INSTRUCTIONS TO FOLLOW
Could every line of the data be printed exactly as it reads?

"""

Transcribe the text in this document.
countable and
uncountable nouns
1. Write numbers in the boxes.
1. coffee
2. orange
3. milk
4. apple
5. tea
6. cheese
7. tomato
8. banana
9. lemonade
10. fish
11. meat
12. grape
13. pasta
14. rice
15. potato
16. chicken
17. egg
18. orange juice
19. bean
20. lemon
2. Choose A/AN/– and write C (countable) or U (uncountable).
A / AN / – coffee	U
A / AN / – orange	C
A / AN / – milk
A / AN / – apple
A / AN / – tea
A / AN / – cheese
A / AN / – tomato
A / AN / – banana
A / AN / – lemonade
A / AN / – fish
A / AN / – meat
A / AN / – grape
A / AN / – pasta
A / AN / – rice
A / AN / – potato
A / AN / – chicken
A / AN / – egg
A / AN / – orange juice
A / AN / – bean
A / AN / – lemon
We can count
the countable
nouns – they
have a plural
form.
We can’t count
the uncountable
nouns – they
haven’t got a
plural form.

"""

RESULT OF THIS TASK
Transcribe the text in this document.
countable and
uncountable nouns
1. Write numbers in the boxes.
1. coffee
2. orange
3. milk
4. apple
5. tea
6. cheese
7. tomato
8. banana
9. lemonade
10. fish
11. meat
12. grape
13. pasta
14. rice
15. potato
16. chicken
17. egg
18. orange juice
19. bean
20. lemon
2. Choose A/AN/– and write C (countable) or U (uncountable).
A / AN / – coffee	U
A / AN / – orange	C
A / AN / – milk
A / AN / – apple
A / AN / – tea
A / AN / – cheese
A / AN / – tomato
A / AN / – banana
A / AN / – lemonade
A / AN / – fish
A / AN / – meat
A / AN / – grape
A / AN / – pasta
A / AN / – rice
A / AN / – potato
A / AN / – chicken
A / AN / – egg
A / AN / – orange juice
A / AN / – bean
A / AN / – lemon
We can count
the countable
nouns – they
have a plural
form.
We can’t count
the uncountable
nouns – they
haven’t got a
plural form.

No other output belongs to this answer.